WORK INSTRUCTIONS: Each record that follows should be repeated exactly, minus any images.

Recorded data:
★ ★ ★ ★ ★
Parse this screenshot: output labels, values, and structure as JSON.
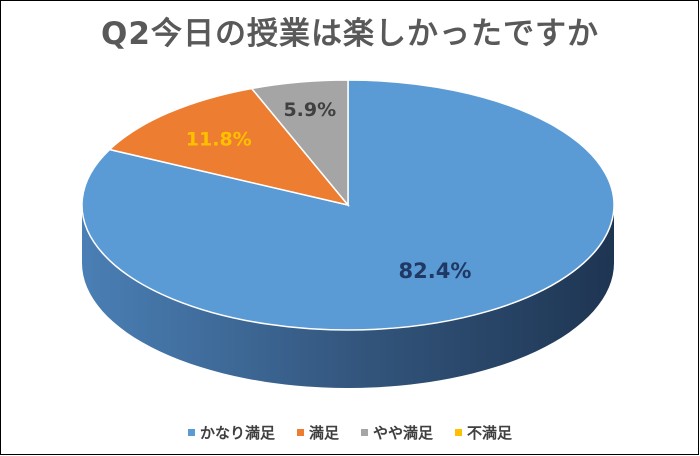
{
  "chart_data": {
    "type": "pie",
    "title": "Q2今日の授業は楽しかったですか",
    "categories": [
      "かなり満足",
      "満足",
      "やや満足",
      "不満足"
    ],
    "values": [
      82.4,
      11.8,
      5.9,
      0.0
    ],
    "data_labels": [
      "82.4%",
      "11.8%",
      "5.9%",
      ""
    ],
    "colors": [
      "#5B9BD5",
      "#ED7D31",
      "#A5A5A5",
      "#FFC000"
    ],
    "label_colors": [
      "#1F3864",
      "#FFC000",
      "#404040",
      "#404040"
    ],
    "legend_position": "bottom",
    "style": "3d"
  }
}
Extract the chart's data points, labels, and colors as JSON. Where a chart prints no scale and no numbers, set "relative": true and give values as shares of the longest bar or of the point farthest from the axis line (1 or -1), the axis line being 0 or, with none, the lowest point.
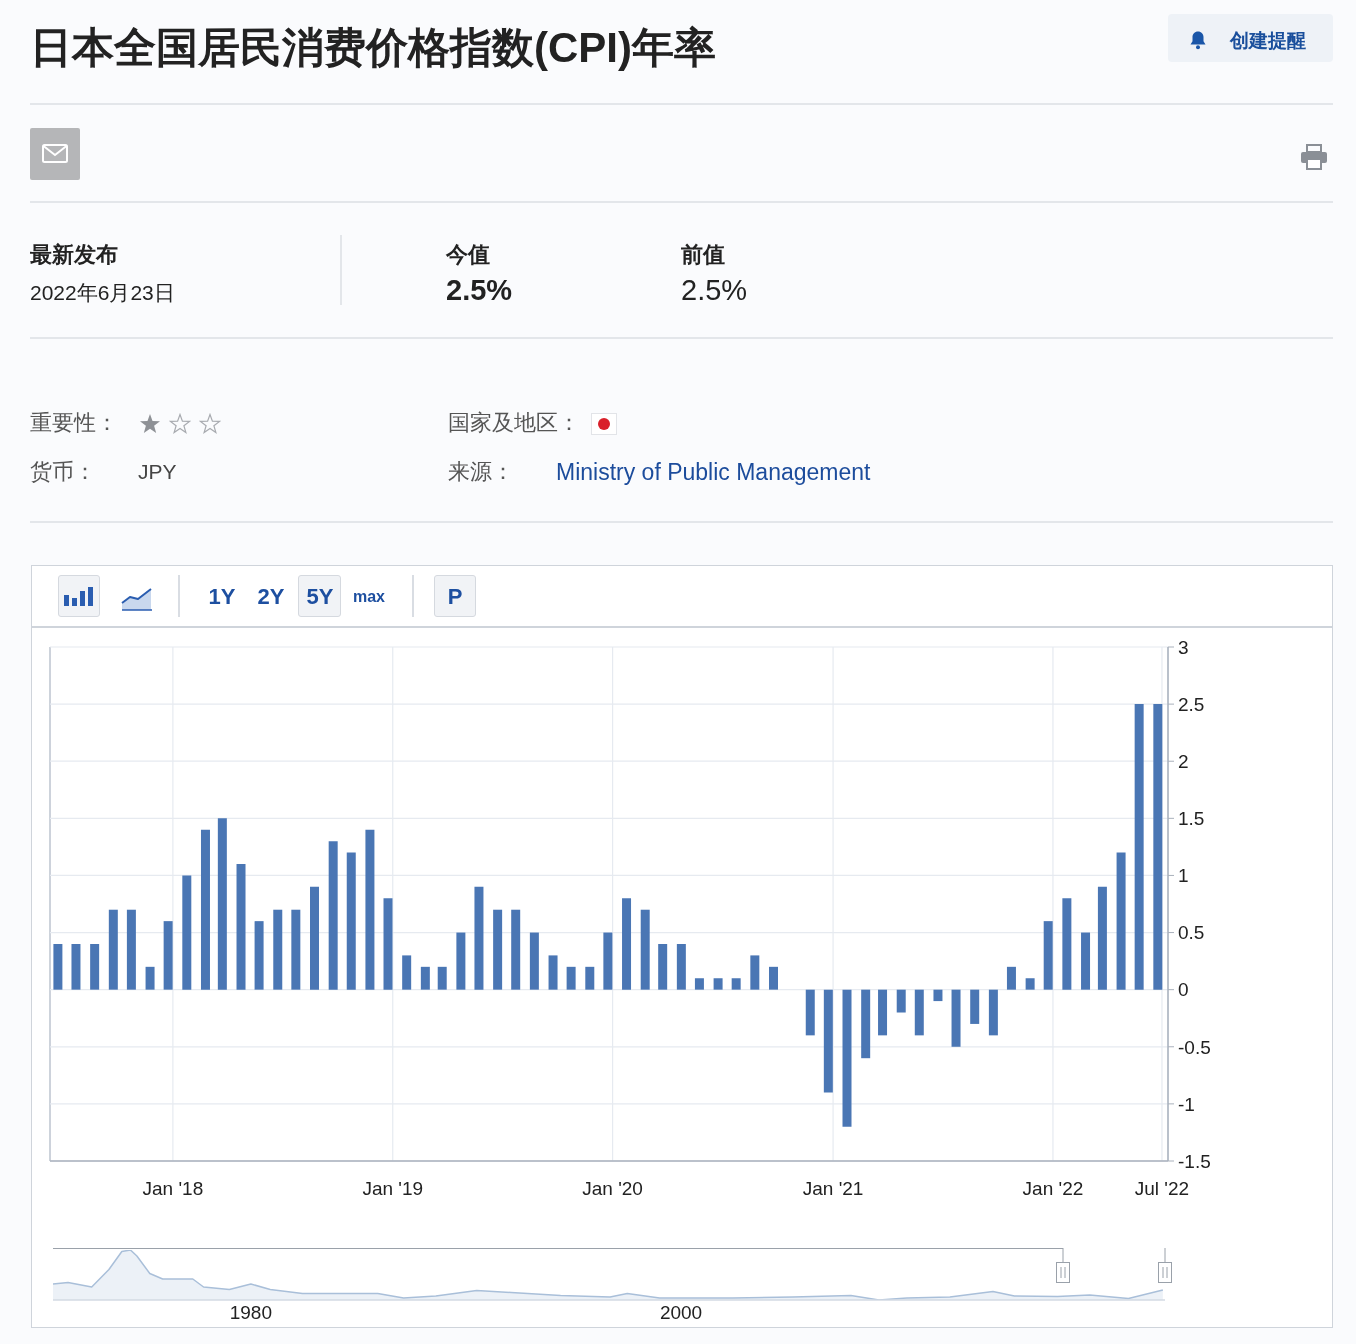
{
  "chart_data": [
    {
      "type": "bar",
      "title": "日本全国居民消费价格指数(CPI)年率",
      "x": [
        "2017-06-24",
        "2017-07-24",
        "2017-08-24",
        "2017-09-24",
        "2017-10-24",
        "2017-11-24",
        "2017-12-24",
        "2018-01-24",
        "2018-02-24",
        "2018-03-24",
        "2018-04-24",
        "2018-05-24",
        "2018-06-24",
        "2018-07-24",
        "2018-08-24",
        "2018-09-24",
        "2018-10-24",
        "2018-11-24",
        "2018-12-24",
        "2019-01-24",
        "2019-02-24",
        "2019-03-24",
        "2019-04-24",
        "2019-05-24",
        "2019-06-24",
        "2019-07-24",
        "2019-08-24",
        "2019-09-24",
        "2019-10-24",
        "2019-11-24",
        "2019-12-24",
        "2020-01-24",
        "2020-02-24",
        "2020-03-24",
        "2020-04-24",
        "2020-05-24",
        "2020-06-24",
        "2020-07-24",
        "2020-08-24",
        "2020-09-24",
        "2020-10-24",
        "2020-11-24",
        "2020-12-24",
        "2021-01-24",
        "2021-02-24",
        "2021-03-24",
        "2021-04-24",
        "2021-05-24",
        "2021-06-24",
        "2021-07-24",
        "2021-08-24",
        "2021-09-24",
        "2021-10-24",
        "2021-11-24",
        "2021-12-24",
        "2022-01-24",
        "2022-02-24",
        "2022-03-24",
        "2022-04-24",
        "2022-05-24",
        "2022-06-24"
      ],
      "values": [
        0.4,
        0.4,
        0.4,
        0.7,
        0.7,
        0.2,
        0.6,
        1.0,
        1.4,
        1.5,
        1.1,
        0.6,
        0.7,
        0.7,
        0.9,
        1.3,
        1.2,
        1.4,
        0.8,
        0.3,
        0.2,
        0.2,
        0.5,
        0.9,
        0.7,
        0.7,
        0.5,
        0.3,
        0.2,
        0.2,
        0.5,
        0.8,
        0.7,
        0.4,
        0.4,
        0.1,
        0.1,
        0.1,
        0.3,
        0.2,
        0,
        -0.4,
        -0.9,
        -1.2,
        -0.6,
        -0.4,
        -0.2,
        -0.4,
        -0.1,
        -0.5,
        -0.3,
        -0.4,
        0.2,
        0.1,
        0.6,
        0.8,
        0.5,
        0.9,
        1.2,
        2.5,
        2.5
      ],
      "color": "#4a76b4",
      "xlim": [
        "2017-06-11",
        "2022-07-11"
      ],
      "xticks": [
        {
          "value": "2018-01",
          "label": "Jan '18"
        },
        {
          "value": "2019-01",
          "label": "Jan '19"
        },
        {
          "value": "2020-01",
          "label": "Jan '20"
        },
        {
          "value": "2021-01",
          "label": "Jan '21"
        },
        {
          "value": "2022-01",
          "label": "Jan '22"
        },
        {
          "value": "2022-07",
          "label": "Jul '22"
        }
      ],
      "ylim": [
        -1.5,
        3
      ],
      "yticks": [
        -1.5,
        -1,
        -0.5,
        0,
        0.5,
        1,
        1.5,
        2,
        2.5,
        3
      ],
      "grid": true,
      "annotations": [
        "创建提醒",
        "最新发布",
        "2022年6月23日",
        "今值",
        "2.5%",
        "前值",
        "2.5%",
        "重要性：",
        "国家及地区：",
        "货币：",
        "JPY",
        "来源：",
        "Ministry of Public Management",
        "1Y",
        "2Y",
        "5Y",
        "max",
        "P"
      ]
    },
    {
      "type": "area",
      "relative": true,
      "color": "#a9bfd9",
      "x": [
        1970.8,
        1971.5,
        1972.6,
        1973.4,
        1974.0,
        1974.4,
        1974.7,
        1975.3,
        1975.9,
        1977.3,
        1977.8,
        1979.0,
        1980.0,
        1980.9,
        1982.4,
        1985.9,
        1987.1,
        1988.6,
        1990.5,
        1992.1,
        1994.4,
        1996.7,
        1997.5,
        1999.0,
        2002.4,
        2005.2,
        2007.9,
        2009.2,
        2010.5,
        2012.5,
        2014.5,
        2015.5,
        2017.5,
        2019.0,
        2020.8,
        2022.4
      ],
      "values": [
        0.32,
        0.35,
        0.26,
        0.61,
        0.97,
        1,
        0.88,
        0.53,
        0.42,
        0.42,
        0.26,
        0.21,
        0.32,
        0.21,
        0.13,
        0.13,
        0.04,
        0.08,
        0.19,
        0.15,
        0.09,
        0.06,
        0.13,
        0.04,
        0.04,
        0.06,
        0.09,
        0,
        0.04,
        0.06,
        0.17,
        0.08,
        0.07,
        0.1,
        0.03,
        0.2
      ],
      "xlim": [
        1970.8,
        2022.5
      ],
      "xticks": [
        1980,
        2000
      ],
      "tick_labels": "x"
    }
  ]
}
★ ★ ★ ★ ★
EXERCISE ANSWER:
Parse this screenshot: output labels, values, and structure as JSON.
{
  "chart_data": {
    "type": "pie",
    "title": "Q2今日の授業は楽しかったですか",
    "categories": [
      "かなり満足",
      "満足",
      "やや満足",
      "不満足"
    ],
    "values": [
      82.4,
      11.8,
      5.9,
      0.0
    ],
    "data_labels": [
      "82.4%",
      "11.8%",
      "5.9%",
      ""
    ],
    "colors": [
      "#5B9BD5",
      "#ED7D31",
      "#A5A5A5",
      "#FFC000"
    ],
    "label_colors": [
      "#1F3864",
      "#FFC000",
      "#404040",
      "#404040"
    ],
    "legend_position": "bottom",
    "style": "3d"
  }
}
Extract the chart's data points, labels, and colors as JSON. Where a chart prints no scale and no numbers, set "relative": true and give values as shares of the longest bar or of the point farthest from the axis line (1 or -1), the axis line being 0 or, with none, the lowest point.
{
  "chart_data": [
    {
      "type": "bar",
      "title": "日本全国居民消费价格指数(CPI)年率",
      "x": [
        "2017-06-24",
        "2017-07-24",
        "2017-08-24",
        "2017-09-24",
        "2017-10-24",
        "2017-11-24",
        "2017-12-24",
        "2018-01-24",
        "2018-02-24",
        "2018-03-24",
        "2018-04-24",
        "2018-05-24",
        "2018-06-24",
        "2018-07-24",
        "2018-08-24",
        "2018-09-24",
        "2018-10-24",
        "2018-11-24",
        "2018-12-24",
        "2019-01-24",
        "2019-02-24",
        "2019-03-24",
        "2019-04-24",
        "2019-05-24",
        "2019-06-24",
        "2019-07-24",
        "2019-08-24",
        "2019-09-24",
        "2019-10-24",
        "2019-11-24",
        "2019-12-24",
        "2020-01-24",
        "2020-02-24",
        "2020-03-24",
        "2020-04-24",
        "2020-05-24",
        "2020-06-24",
        "2020-07-24",
        "2020-08-24",
        "2020-09-24",
        "2020-10-24",
        "2020-11-24",
        "2020-12-24",
        "2021-01-24",
        "2021-02-24",
        "2021-03-24",
        "2021-04-24",
        "2021-05-24",
        "2021-06-24",
        "2021-07-24",
        "2021-08-24",
        "2021-09-24",
        "2021-10-24",
        "2021-11-24",
        "2021-12-24",
        "2022-01-24",
        "2022-02-24",
        "2022-03-24",
        "2022-04-24",
        "2022-05-24",
        "2022-06-24"
      ],
      "values": [
        0.4,
        0.4,
        0.4,
        0.7,
        0.7,
        0.2,
        0.6,
        1.0,
        1.4,
        1.5,
        1.1,
        0.6,
        0.7,
        0.7,
        0.9,
        1.3,
        1.2,
        1.4,
        0.8,
        0.3,
        0.2,
        0.2,
        0.5,
        0.9,
        0.7,
        0.7,
        0.5,
        0.3,
        0.2,
        0.2,
        0.5,
        0.8,
        0.7,
        0.4,
        0.4,
        0.1,
        0.1,
        0.1,
        0.3,
        0.2,
        0,
        -0.4,
        -0.9,
        -1.2,
        -0.6,
        -0.4,
        -0.2,
        -0.4,
        -0.1,
        -0.5,
        -0.3,
        -0.4,
        0.2,
        0.1,
        0.6,
        0.8,
        0.5,
        0.9,
        1.2,
        2.5,
        2.5
      ],
      "color": "#4a76b4",
      "xlim": [
        "2017-06-11",
        "2022-07-11"
      ],
      "xticks": [
        {
          "value": "2018-01",
          "label": "Jan '18"
        },
        {
          "value": "2019-01",
          "label": "Jan '19"
        },
        {
          "value": "2020-01",
          "label": "Jan '20"
        },
        {
          "value": "2021-01",
          "label": "Jan '21"
        },
        {
          "value": "2022-01",
          "label": "Jan '22"
        },
        {
          "value": "2022-07",
          "label": "Jul '22"
        }
      ],
      "ylim": [
        -1.5,
        3
      ],
      "yticks": [
        -1.5,
        -1,
        -0.5,
        0,
        0.5,
        1,
        1.5,
        2,
        2.5,
        3
      ],
      "grid": true,
      "annotations": [
        "创建提醒",
        "最新发布",
        "2022年6月23日",
        "今值",
        "2.5%",
        "前值",
        "2.5%",
        "重要性：",
        "国家及地区：",
        "货币：",
        "JPY",
        "来源：",
        "Ministry of Public Management",
        "1Y",
        "2Y",
        "5Y",
        "max",
        "P"
      ]
    },
    {
      "type": "area",
      "relative": true,
      "color": "#a9bfd9",
      "x": [
        1970.8,
        1971.5,
        1972.6,
        1973.4,
        1974.0,
        1974.4,
        1974.7,
        1975.3,
        1975.9,
        1977.3,
        1977.8,
        1979.0,
        1980.0,
        1980.9,
        1982.4,
        1985.9,
        1987.1,
        1988.6,
        1990.5,
        1992.1,
        1994.4,
        1996.7,
        1997.5,
        1999.0,
        2002.4,
        2005.2,
        2007.9,
        2009.2,
        2010.5,
        2012.5,
        2014.5,
        2015.5,
        2017.5,
        2019.0,
        2020.8,
        2022.4
      ],
      "values": [
        0.32,
        0.35,
        0.26,
        0.61,
        0.97,
        1,
        0.88,
        0.53,
        0.42,
        0.42,
        0.26,
        0.21,
        0.32,
        0.21,
        0.13,
        0.13,
        0.04,
        0.08,
        0.19,
        0.15,
        0.09,
        0.06,
        0.13,
        0.04,
        0.04,
        0.06,
        0.09,
        0,
        0.04,
        0.06,
        0.17,
        0.08,
        0.07,
        0.1,
        0.03,
        0.2
      ],
      "xlim": [
        1970.8,
        2022.5
      ],
      "xticks": [
        1980,
        2000
      ],
      "tick_labels": "x"
    }
  ]
}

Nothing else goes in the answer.